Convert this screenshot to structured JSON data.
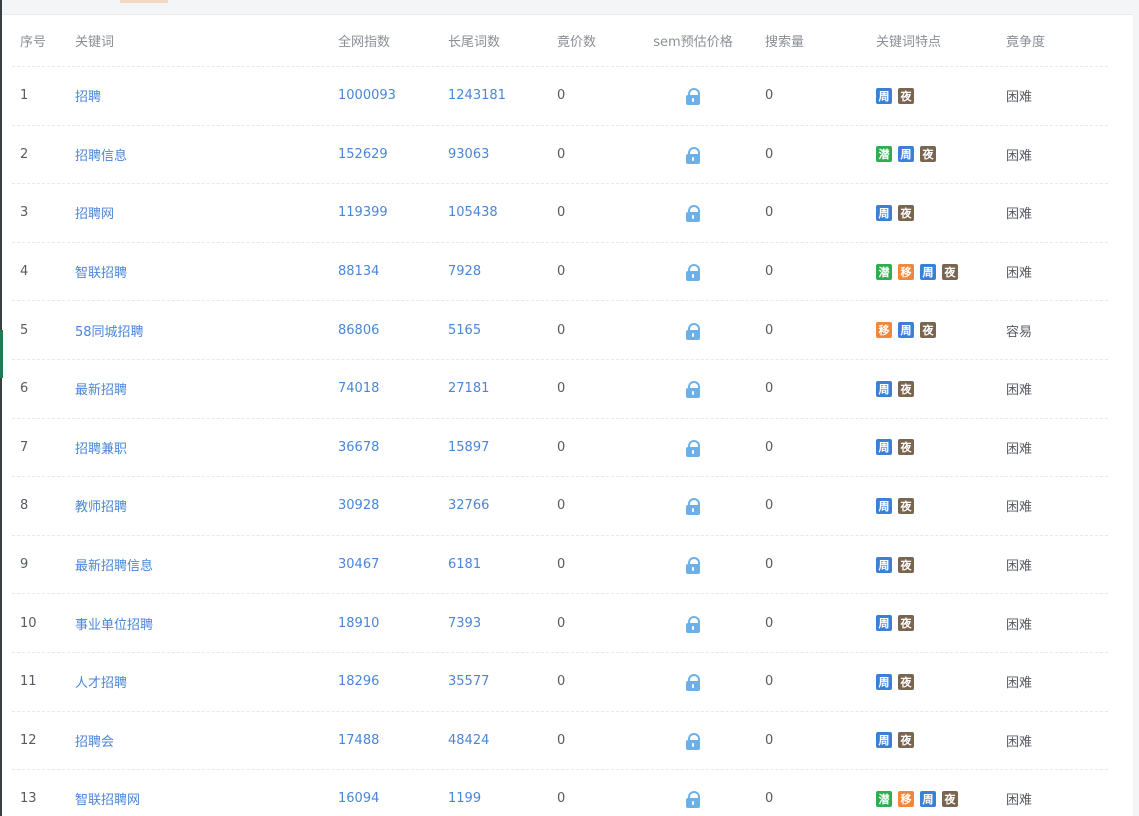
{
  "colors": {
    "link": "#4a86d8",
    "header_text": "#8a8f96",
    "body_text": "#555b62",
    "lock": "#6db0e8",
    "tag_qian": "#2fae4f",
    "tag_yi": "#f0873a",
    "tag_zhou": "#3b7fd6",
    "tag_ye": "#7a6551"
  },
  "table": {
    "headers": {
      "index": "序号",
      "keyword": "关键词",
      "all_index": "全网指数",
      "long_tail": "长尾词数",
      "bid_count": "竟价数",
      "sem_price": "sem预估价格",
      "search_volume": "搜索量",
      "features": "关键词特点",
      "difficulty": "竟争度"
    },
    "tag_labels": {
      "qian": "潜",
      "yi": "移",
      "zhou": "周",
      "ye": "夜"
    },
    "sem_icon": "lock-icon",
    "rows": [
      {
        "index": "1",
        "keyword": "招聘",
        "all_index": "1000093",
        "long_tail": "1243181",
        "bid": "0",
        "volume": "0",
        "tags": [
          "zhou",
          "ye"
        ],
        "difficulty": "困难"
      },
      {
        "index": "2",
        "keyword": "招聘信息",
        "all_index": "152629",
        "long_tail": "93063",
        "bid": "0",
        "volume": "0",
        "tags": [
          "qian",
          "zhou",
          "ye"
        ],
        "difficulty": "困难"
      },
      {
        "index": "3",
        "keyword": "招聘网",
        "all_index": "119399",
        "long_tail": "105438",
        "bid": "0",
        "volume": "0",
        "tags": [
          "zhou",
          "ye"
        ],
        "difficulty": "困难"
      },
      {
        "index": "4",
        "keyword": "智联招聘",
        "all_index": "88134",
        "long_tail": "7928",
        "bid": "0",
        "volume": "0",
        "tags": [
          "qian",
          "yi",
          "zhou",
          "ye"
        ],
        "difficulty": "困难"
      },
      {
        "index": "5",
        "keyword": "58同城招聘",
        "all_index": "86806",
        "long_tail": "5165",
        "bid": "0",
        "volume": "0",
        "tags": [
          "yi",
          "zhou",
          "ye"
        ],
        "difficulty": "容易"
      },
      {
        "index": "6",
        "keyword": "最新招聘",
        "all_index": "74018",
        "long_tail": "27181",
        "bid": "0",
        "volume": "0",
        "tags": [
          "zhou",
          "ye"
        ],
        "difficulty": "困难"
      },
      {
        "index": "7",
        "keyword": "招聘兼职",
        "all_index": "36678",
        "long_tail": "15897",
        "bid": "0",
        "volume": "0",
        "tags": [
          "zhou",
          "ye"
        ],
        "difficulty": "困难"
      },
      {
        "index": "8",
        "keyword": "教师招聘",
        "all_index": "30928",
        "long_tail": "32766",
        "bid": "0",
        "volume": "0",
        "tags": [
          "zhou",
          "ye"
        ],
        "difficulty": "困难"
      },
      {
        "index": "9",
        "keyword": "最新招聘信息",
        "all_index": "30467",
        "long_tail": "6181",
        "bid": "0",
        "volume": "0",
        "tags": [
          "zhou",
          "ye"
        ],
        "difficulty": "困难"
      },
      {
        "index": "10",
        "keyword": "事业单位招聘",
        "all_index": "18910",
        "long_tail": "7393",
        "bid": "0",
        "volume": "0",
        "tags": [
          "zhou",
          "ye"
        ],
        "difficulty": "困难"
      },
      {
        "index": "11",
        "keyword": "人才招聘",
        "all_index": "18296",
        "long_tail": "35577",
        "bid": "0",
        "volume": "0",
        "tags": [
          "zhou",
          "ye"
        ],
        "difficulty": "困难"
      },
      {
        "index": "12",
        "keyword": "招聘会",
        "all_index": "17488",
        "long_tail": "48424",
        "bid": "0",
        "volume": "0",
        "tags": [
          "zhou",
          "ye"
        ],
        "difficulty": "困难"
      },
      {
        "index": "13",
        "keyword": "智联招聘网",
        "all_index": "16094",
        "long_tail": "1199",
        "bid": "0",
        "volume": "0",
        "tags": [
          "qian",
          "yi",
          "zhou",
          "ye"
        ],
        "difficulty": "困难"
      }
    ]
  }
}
========================
**Exercise:**
Make a verbatim copy of all the entries and strip out the pictures.

**Final answer:**
Convert this screenshot to structured JSON data.
{
  "colors": {
    "link": "#4a86d8",
    "header_text": "#8a8f96",
    "body_text": "#555b62",
    "lock": "#6db0e8",
    "tag_qian": "#2fae4f",
    "tag_yi": "#f0873a",
    "tag_zhou": "#3b7fd6",
    "tag_ye": "#7a6551"
  },
  "table": {
    "headers": {
      "index": "序号",
      "keyword": "关键词",
      "all_index": "全网指数",
      "long_tail": "长尾词数",
      "bid_count": "竟价数",
      "sem_price": "sem预估价格",
      "search_volume": "搜索量",
      "features": "关键词特点",
      "difficulty": "竟争度"
    },
    "tag_labels": {
      "qian": "潜",
      "yi": "移",
      "zhou": "周",
      "ye": "夜"
    },
    "sem_icon": "lock-icon",
    "rows": [
      {
        "index": "1",
        "keyword": "招聘",
        "all_index": "1000093",
        "long_tail": "1243181",
        "bid": "0",
        "volume": "0",
        "tags": [
          "zhou",
          "ye"
        ],
        "difficulty": "困难"
      },
      {
        "index": "2",
        "keyword": "招聘信息",
        "all_index": "152629",
        "long_tail": "93063",
        "bid": "0",
        "volume": "0",
        "tags": [
          "qian",
          "zhou",
          "ye"
        ],
        "difficulty": "困难"
      },
      {
        "index": "3",
        "keyword": "招聘网",
        "all_index": "119399",
        "long_tail": "105438",
        "bid": "0",
        "volume": "0",
        "tags": [
          "zhou",
          "ye"
        ],
        "difficulty": "困难"
      },
      {
        "index": "4",
        "keyword": "智联招聘",
        "all_index": "88134",
        "long_tail": "7928",
        "bid": "0",
        "volume": "0",
        "tags": [
          "qian",
          "yi",
          "zhou",
          "ye"
        ],
        "difficulty": "困难"
      },
      {
        "index": "5",
        "keyword": "58同城招聘",
        "all_index": "86806",
        "long_tail": "5165",
        "bid": "0",
        "volume": "0",
        "tags": [
          "yi",
          "zhou",
          "ye"
        ],
        "difficulty": "容易"
      },
      {
        "index": "6",
        "keyword": "最新招聘",
        "all_index": "74018",
        "long_tail": "27181",
        "bid": "0",
        "volume": "0",
        "tags": [
          "zhou",
          "ye"
        ],
        "difficulty": "困难"
      },
      {
        "index": "7",
        "keyword": "招聘兼职",
        "all_index": "36678",
        "long_tail": "15897",
        "bid": "0",
        "volume": "0",
        "tags": [
          "zhou",
          "ye"
        ],
        "difficulty": "困难"
      },
      {
        "index": "8",
        "keyword": "教师招聘",
        "all_index": "30928",
        "long_tail": "32766",
        "bid": "0",
        "volume": "0",
        "tags": [
          "zhou",
          "ye"
        ],
        "difficulty": "困难"
      },
      {
        "index": "9",
        "keyword": "最新招聘信息",
        "all_index": "30467",
        "long_tail": "6181",
        "bid": "0",
        "volume": "0",
        "tags": [
          "zhou",
          "ye"
        ],
        "difficulty": "困难"
      },
      {
        "index": "10",
        "keyword": "事业单位招聘",
        "all_index": "18910",
        "long_tail": "7393",
        "bid": "0",
        "volume": "0",
        "tags": [
          "zhou",
          "ye"
        ],
        "difficulty": "困难"
      },
      {
        "index": "11",
        "keyword": "人才招聘",
        "all_index": "18296",
        "long_tail": "35577",
        "bid": "0",
        "volume": "0",
        "tags": [
          "zhou",
          "ye"
        ],
        "difficulty": "困难"
      },
      {
        "index": "12",
        "keyword": "招聘会",
        "all_index": "17488",
        "long_tail": "48424",
        "bid": "0",
        "volume": "0",
        "tags": [
          "zhou",
          "ye"
        ],
        "difficulty": "困难"
      },
      {
        "index": "13",
        "keyword": "智联招聘网",
        "all_index": "16094",
        "long_tail": "1199",
        "bid": "0",
        "volume": "0",
        "tags": [
          "qian",
          "yi",
          "zhou",
          "ye"
        ],
        "difficulty": "困难"
      }
    ]
  }
}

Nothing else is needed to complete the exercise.